## Written instruction
Copy every record below exactly as written, but leave out the pictures.

Extracted data entries
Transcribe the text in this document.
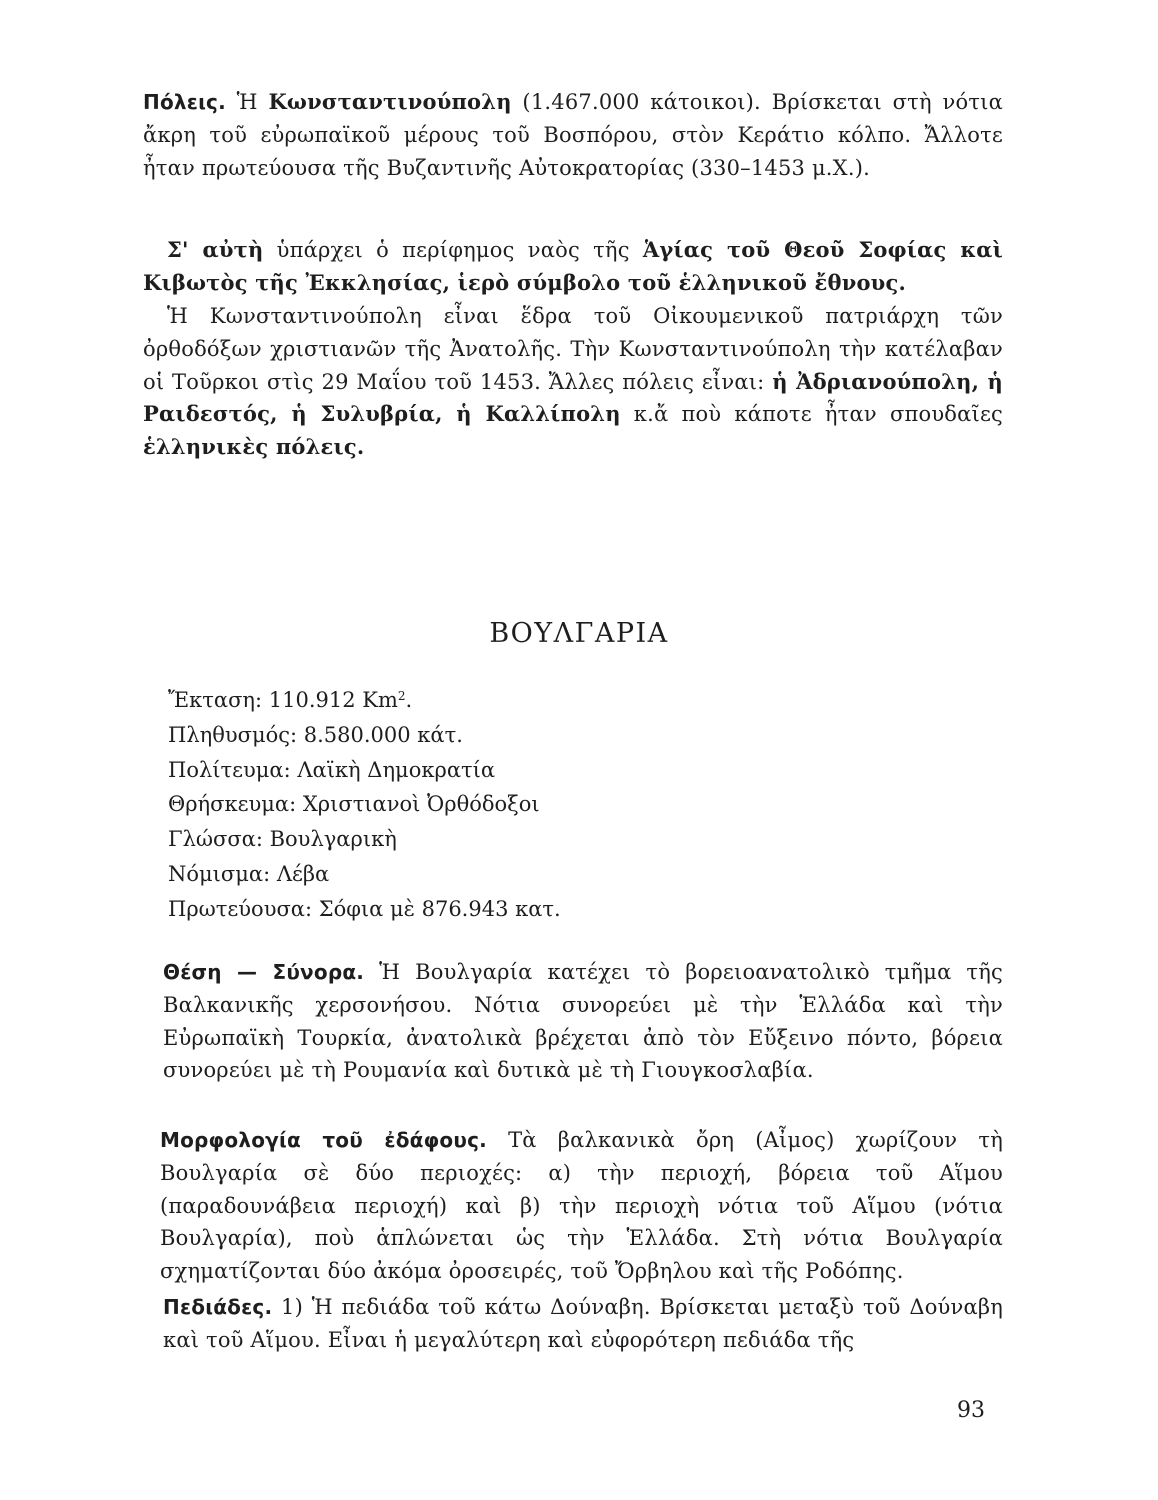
Πόλεις. Ἡ Κωνσταντινούπολη (1.467.000 κάτοικοι). Βρίσκεται στὴ νότια ἄκρη τοῦ εὐρωπαϊκοῦ μέρους τοῦ Βοσπόρου, στὸν Κεράτιο κόλπο. Ἄλλοτε ἦταν πρωτεύουσα τῆς Βυζαντινῆς Αὐτοκρατορίας (330–1453 μ.Χ.).

Σ' αὐτὴ ὑπάρχει ὁ περίφημος ναὸς τῆς Ἁγίας τοῦ Θεοῦ Σοφίας καὶ Κιβωτὸς τῆς Ἐκκλησίας, ἱερὸ σύμβολο τοῦ ἑλληνικοῦ ἔθνους.

Ἡ Κωνσταντινούπολη εἶναι ἕδρα τοῦ Οἰκουμενικοῦ πατριάρχη τῶν ὀρθοδόξων χριστιανῶν τῆς Ἀνατολῆς. Τὴν Κωνσταντινούπολη τὴν κατέλαβαν οἱ Τοῦρκοι στὶς 29 Μαΐου τοῦ 1453. Ἄλλες πόλεις εἶναι: ἡ Ἀδριανούπολη, ἡ Ραιδεστός, ἡ Συλυβρία, ἡ Καλλίπολη κ.ἄ ποὺ κάποτε ἦταν σπουδαῖες ἑλληνικὲς πόλεις.

ΒΟΥΛΓΑΡΙΑ
Ἔκταση: 110.912 Km$^2$.
Πληθυσμός: 8.580.000 κάτ.
Πολίτευμα: Λαϊκὴ Δημοκρατία
Θρήσκευμα: Χριστιανοὶ Ὀρθόδοξοι
Γλώσσα: Βουλγαρικὴ
Νόμισμα: Λέβα
Πρωτεύουσα: Σόφια μὲ 876.943 κατ.

Θέση — Σύνορα. Ἡ Βουλγαρία κατέχει τὸ βορειοανατολικὸ τμῆμα τῆς Βαλκανικῆς χερσονήσου. Νότια συνορεύει μὲ τὴν Ἑλλάδα καὶ τὴν Εὐρωπαϊκὴ Τουρκία, ἀνατολικὰ βρέχεται ἀπὸ τὸν Εὔξεινο πόντο, βόρεια συνορεύει μὲ τὴ Ρουμανία καὶ δυτικὰ μὲ τὴ Γιουγκοσλαβία.

Μορφολογία τοῦ ἐδάφους. Τὰ βαλκανικὰ ὄρη (Αἶμος) χωρίζουν τὴ Βουλγαρία σὲ δύο περιοχές: α) τὴν περιοχή, βόρεια τοῦ Αἵμου (παραδουνάβεια περιοχή) καὶ β) τὴν περιοχὴ νότια τοῦ Αἵμου (νότια Βουλγαρία), ποὺ ἁπλώνεται ὡς τὴν Ἑλλάδα. Στὴ νότια Βουλγαρία σχηματίζονται δύο ἀκόμα ὀροσειρές, τοῦ Ὄρβηλου καὶ τῆς Ροδόπης.

Πεδιάδες. 1) Ἡ πεδιάδα τοῦ κάτω Δούναβη. Βρίσκεται μεταξὺ τοῦ Δούναβη καὶ τοῦ Αἵμου. Εἶναι ἡ μεγαλύτερη καὶ εὐφορότερη πεδιάδα τῆς

93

## Correct response
Transcribe the text in this document.
Πόλεις. Ἡ Κωνσταντινούπολη (1.467.000 κάτοικοι). Βρίσκεται στὴ νότια ἄκρη τοῦ εὐρωπαϊκοῦ μέρους τοῦ Βοσπόρου, στὸν Κεράτιο κόλπο. Ἄλλοτε ἦταν πρωτεύουσα τῆς Βυζαντινῆς Αὐτοκρατορίας (330–1453 μ.Χ.).

Σ' αὐτὴ ὑπάρχει ὁ περίφημος ναὸς τῆς Ἁγίας τοῦ Θεοῦ Σοφίας καὶ Κιβωτὸς τῆς Ἐκκλησίας, ἱερὸ σύμβολο τοῦ ἑλληνικοῦ ἔθνους.

Ἡ Κωνσταντινούπολη εἶναι ἕδρα τοῦ Οἰκουμενικοῦ πατριάρχη τῶν ὀρθοδόξων χριστιανῶν τῆς Ἀνατολῆς. Τὴν Κωνσταντινούπολη τὴν κατέλαβαν οἱ Τοῦρκοι στὶς 29 Μαΐου τοῦ 1453. Ἄλλες πόλεις εἶναι: ἡ Ἀδριανούπολη, ἡ Ραιδεστός, ἡ Συλυβρία, ἡ Καλλίπολη κ.ἄ ποὺ κάποτε ἦταν σπουδαῖες ἑλληνικὲς πόλεις.

ΒΟΥΛΓΑΡΙΑ
Ἔκταση: 110.912 Km$^2$.
Πληθυσμός: 8.580.000 κάτ.
Πολίτευμα: Λαϊκὴ Δημοκρατία
Θρήσκευμα: Χριστιανοὶ Ὀρθόδοξοι
Γλώσσα: Βουλγαρικὴ
Νόμισμα: Λέβα
Πρωτεύουσα: Σόφια μὲ 876.943 κατ.

Θέση — Σύνορα. Ἡ Βουλγαρία κατέχει τὸ βορειοανατολικὸ τμῆμα τῆς Βαλκανικῆς χερσονήσου. Νότια συνορεύει μὲ τὴν Ἑλλάδα καὶ τὴν Εὐρωπαϊκὴ Τουρκία, ἀνατολικὰ βρέχεται ἀπὸ τὸν Εὔξεινο πόντο, βόρεια συνορεύει μὲ τὴ Ρουμανία καὶ δυτικὰ μὲ τὴ Γιουγκοσλαβία.

Μορφολογία τοῦ ἐδάφους. Τὰ βαλκανικὰ ὄρη (Αἶμος) χωρίζουν τὴ Βουλγαρία σὲ δύο περιοχές: α) τὴν περιοχή, βόρεια τοῦ Αἵμου (παραδουνάβεια περιοχή) καὶ β) τὴν περιοχὴ νότια τοῦ Αἵμου (νότια Βουλγαρία), ποὺ ἁπλώνεται ὡς τὴν Ἑλλάδα. Στὴ νότια Βουλγαρία σχηματίζονται δύο ἀκόμα ὀροσειρές, τοῦ Ὄρβηλου καὶ τῆς Ροδόπης.

Πεδιάδες. 1) Ἡ πεδιάδα τοῦ κάτω Δούναβη. Βρίσκεται μεταξὺ τοῦ Δούναβη καὶ τοῦ Αἵμου. Εἶναι ἡ μεγαλύτερη καὶ εὐφορότερη πεδιάδα τῆς

93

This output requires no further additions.